* _Work required_: Return, word for word, every line that follows.

* _Information supplied_:

===============

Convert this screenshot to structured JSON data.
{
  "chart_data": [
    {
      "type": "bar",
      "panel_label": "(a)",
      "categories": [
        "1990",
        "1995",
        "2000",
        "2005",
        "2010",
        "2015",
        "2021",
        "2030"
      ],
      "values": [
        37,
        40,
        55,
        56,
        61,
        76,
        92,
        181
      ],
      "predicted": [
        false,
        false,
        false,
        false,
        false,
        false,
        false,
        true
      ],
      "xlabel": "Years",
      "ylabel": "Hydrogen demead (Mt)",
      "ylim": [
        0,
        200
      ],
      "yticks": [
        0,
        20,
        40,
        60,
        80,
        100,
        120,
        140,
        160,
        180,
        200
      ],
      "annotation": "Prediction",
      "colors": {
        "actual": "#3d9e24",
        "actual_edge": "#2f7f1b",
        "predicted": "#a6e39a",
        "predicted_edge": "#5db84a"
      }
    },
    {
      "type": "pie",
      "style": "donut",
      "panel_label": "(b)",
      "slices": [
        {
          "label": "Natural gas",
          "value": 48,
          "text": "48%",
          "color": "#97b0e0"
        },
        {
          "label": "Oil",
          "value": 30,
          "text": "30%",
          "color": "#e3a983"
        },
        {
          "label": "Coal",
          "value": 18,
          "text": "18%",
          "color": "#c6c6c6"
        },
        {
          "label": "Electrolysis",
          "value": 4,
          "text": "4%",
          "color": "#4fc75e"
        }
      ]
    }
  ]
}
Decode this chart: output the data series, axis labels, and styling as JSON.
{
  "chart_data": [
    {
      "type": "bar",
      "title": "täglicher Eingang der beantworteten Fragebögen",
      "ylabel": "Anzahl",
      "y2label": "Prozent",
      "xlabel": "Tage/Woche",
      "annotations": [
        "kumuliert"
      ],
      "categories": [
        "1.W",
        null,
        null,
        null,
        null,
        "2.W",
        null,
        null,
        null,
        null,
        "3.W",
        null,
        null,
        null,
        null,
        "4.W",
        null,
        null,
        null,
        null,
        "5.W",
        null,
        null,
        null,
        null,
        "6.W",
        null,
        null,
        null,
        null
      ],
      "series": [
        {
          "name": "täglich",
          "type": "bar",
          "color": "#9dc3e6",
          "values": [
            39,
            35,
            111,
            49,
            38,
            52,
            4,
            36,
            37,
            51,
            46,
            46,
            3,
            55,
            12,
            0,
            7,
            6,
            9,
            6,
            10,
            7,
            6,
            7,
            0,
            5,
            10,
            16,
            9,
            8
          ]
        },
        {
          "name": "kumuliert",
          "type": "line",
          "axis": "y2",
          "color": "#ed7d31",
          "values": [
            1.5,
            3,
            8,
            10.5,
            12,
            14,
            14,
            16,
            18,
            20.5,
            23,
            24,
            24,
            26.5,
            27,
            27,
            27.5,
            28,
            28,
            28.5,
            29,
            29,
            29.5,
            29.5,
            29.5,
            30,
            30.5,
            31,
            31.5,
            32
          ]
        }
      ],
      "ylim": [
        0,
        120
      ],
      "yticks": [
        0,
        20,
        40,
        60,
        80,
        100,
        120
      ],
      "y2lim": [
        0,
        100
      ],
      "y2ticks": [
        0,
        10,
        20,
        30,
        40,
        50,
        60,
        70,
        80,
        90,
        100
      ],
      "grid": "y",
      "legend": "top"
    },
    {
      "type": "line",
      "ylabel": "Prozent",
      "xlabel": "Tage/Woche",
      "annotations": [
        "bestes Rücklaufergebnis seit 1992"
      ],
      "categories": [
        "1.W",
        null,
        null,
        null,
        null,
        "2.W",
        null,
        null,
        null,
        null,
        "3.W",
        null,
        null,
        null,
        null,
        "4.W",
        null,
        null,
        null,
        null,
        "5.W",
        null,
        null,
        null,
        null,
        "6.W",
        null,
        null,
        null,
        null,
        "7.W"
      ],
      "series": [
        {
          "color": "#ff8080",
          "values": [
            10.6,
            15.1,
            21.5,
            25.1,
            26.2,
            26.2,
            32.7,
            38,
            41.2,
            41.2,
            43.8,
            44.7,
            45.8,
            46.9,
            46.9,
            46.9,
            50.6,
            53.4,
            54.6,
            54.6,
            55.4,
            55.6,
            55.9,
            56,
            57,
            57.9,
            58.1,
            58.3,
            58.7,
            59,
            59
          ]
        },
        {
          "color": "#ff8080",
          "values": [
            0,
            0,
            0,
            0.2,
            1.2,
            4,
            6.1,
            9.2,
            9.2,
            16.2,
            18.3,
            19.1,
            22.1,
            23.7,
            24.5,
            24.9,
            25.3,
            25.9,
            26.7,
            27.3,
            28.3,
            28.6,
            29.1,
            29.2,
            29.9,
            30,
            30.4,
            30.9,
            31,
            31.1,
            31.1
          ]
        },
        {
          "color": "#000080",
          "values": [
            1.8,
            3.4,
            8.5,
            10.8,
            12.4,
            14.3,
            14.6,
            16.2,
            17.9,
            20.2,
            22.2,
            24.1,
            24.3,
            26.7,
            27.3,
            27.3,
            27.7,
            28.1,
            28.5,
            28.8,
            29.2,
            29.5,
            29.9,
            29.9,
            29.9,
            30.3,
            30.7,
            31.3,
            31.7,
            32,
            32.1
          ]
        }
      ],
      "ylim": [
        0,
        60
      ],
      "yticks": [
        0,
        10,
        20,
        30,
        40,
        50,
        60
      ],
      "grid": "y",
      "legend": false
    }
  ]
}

===============

* _Worked answer_:
Convert this screenshot to structured JSON data.
{
  "chart_data": [
    {
      "type": "bar",
      "panel_label": "(a)",
      "categories": [
        "1990",
        "1995",
        "2000",
        "2005",
        "2010",
        "2015",
        "2021",
        "2030"
      ],
      "values": [
        37,
        40,
        55,
        56,
        61,
        76,
        92,
        181
      ],
      "predicted": [
        false,
        false,
        false,
        false,
        false,
        false,
        false,
        true
      ],
      "xlabel": "Years",
      "ylabel": "Hydrogen demead (Mt)",
      "ylim": [
        0,
        200
      ],
      "yticks": [
        0,
        20,
        40,
        60,
        80,
        100,
        120,
        140,
        160,
        180,
        200
      ],
      "annotation": "Prediction",
      "colors": {
        "actual": "#3d9e24",
        "actual_edge": "#2f7f1b",
        "predicted": "#a6e39a",
        "predicted_edge": "#5db84a"
      }
    },
    {
      "type": "pie",
      "style": "donut",
      "panel_label": "(b)",
      "slices": [
        {
          "label": "Natural gas",
          "value": 48,
          "text": "48%",
          "color": "#97b0e0"
        },
        {
          "label": "Oil",
          "value": 30,
          "text": "30%",
          "color": "#e3a983"
        },
        {
          "label": "Coal",
          "value": 18,
          "text": "18%",
          "color": "#c6c6c6"
        },
        {
          "label": "Electrolysis",
          "value": 4,
          "text": "4%",
          "color": "#4fc75e"
        }
      ]
    }
  ]
}
Decode this chart: output the data series, axis labels, and styling as JSON.
{
  "chart_data": [
    {
      "type": "bar",
      "title": "täglicher Eingang der beantworteten Fragebögen",
      "ylabel": "Anzahl",
      "y2label": "Prozent",
      "xlabel": "Tage/Woche",
      "annotations": [
        "kumuliert"
      ],
      "categories": [
        "1.W",
        null,
        null,
        null,
        null,
        "2.W",
        null,
        null,
        null,
        null,
        "3.W",
        null,
        null,
        null,
        null,
        "4.W",
        null,
        null,
        null,
        null,
        "5.W",
        null,
        null,
        null,
        null,
        "6.W",
        null,
        null,
        null,
        null
      ],
      "series": [
        {
          "name": "täglich",
          "type": "bar",
          "color": "#9dc3e6",
          "values": [
            39,
            35,
            111,
            49,
            38,
            52,
            4,
            36,
            37,
            51,
            46,
            46,
            3,
            55,
            12,
            0,
            7,
            6,
            9,
            6,
            10,
            7,
            6,
            7,
            0,
            5,
            10,
            16,
            9,
            8
          ]
        },
        {
          "name": "kumuliert",
          "type": "line",
          "axis": "y2",
          "color": "#ed7d31",
          "values": [
            1.5,
            3,
            8,
            10.5,
            12,
            14,
            14,
            16,
            18,
            20.5,
            23,
            24,
            24,
            26.5,
            27,
            27,
            27.5,
            28,
            28,
            28.5,
            29,
            29,
            29.5,
            29.5,
            29.5,
            30,
            30.5,
            31,
            31.5,
            32
          ]
        }
      ],
      "ylim": [
        0,
        120
      ],
      "yticks": [
        0,
        20,
        40,
        60,
        80,
        100,
        120
      ],
      "y2lim": [
        0,
        100
      ],
      "y2ticks": [
        0,
        10,
        20,
        30,
        40,
        50,
        60,
        70,
        80,
        90,
        100
      ],
      "grid": "y",
      "legend": "top"
    },
    {
      "type": "line",
      "ylabel": "Prozent",
      "xlabel": "Tage/Woche",
      "annotations": [
        "bestes Rücklaufergebnis seit 1992"
      ],
      "categories": [
        "1.W",
        null,
        null,
        null,
        null,
        "2.W",
        null,
        null,
        null,
        null,
        "3.W",
        null,
        null,
        null,
        null,
        "4.W",
        null,
        null,
        null,
        null,
        "5.W",
        null,
        null,
        null,
        null,
        "6.W",
        null,
        null,
        null,
        null,
        "7.W"
      ],
      "series": [
        {
          "color": "#ff8080",
          "values": [
            10.6,
            15.1,
            21.5,
            25.1,
            26.2,
            26.2,
            32.7,
            38,
            41.2,
            41.2,
            43.8,
            44.7,
            45.8,
            46.9,
            46.9,
            46.9,
            50.6,
            53.4,
            54.6,
            54.6,
            55.4,
            55.6,
            55.9,
            56,
            57,
            57.9,
            58.1,
            58.3,
            58.7,
            59,
            59
          ]
        },
        {
          "color": "#ff8080",
          "values": [
            0,
            0,
            0,
            0.2,
            1.2,
            4,
            6.1,
            9.2,
            9.2,
            16.2,
            18.3,
            19.1,
            22.1,
            23.7,
            24.5,
            24.9,
            25.3,
            25.9,
            26.7,
            27.3,
            28.3,
            28.6,
            29.1,
            29.2,
            29.9,
            30,
            30.4,
            30.9,
            31,
            31.1,
            31.1
          ]
        },
        {
          "color": "#000080",
          "values": [
            1.8,
            3.4,
            8.5,
            10.8,
            12.4,
            14.3,
            14.6,
            16.2,
            17.9,
            20.2,
            22.2,
            24.1,
            24.3,
            26.7,
            27.3,
            27.3,
            27.7,
            28.1,
            28.5,
            28.8,
            29.2,
            29.5,
            29.9,
            29.9,
            29.9,
            30.3,
            30.7,
            31.3,
            31.7,
            32,
            32.1
          ]
        }
      ],
      "ylim": [
        0,
        60
      ],
      "yticks": [
        0,
        10,
        20,
        30,
        40,
        50,
        60
      ],
      "grid": "y",
      "legend": false
    }
  ]
}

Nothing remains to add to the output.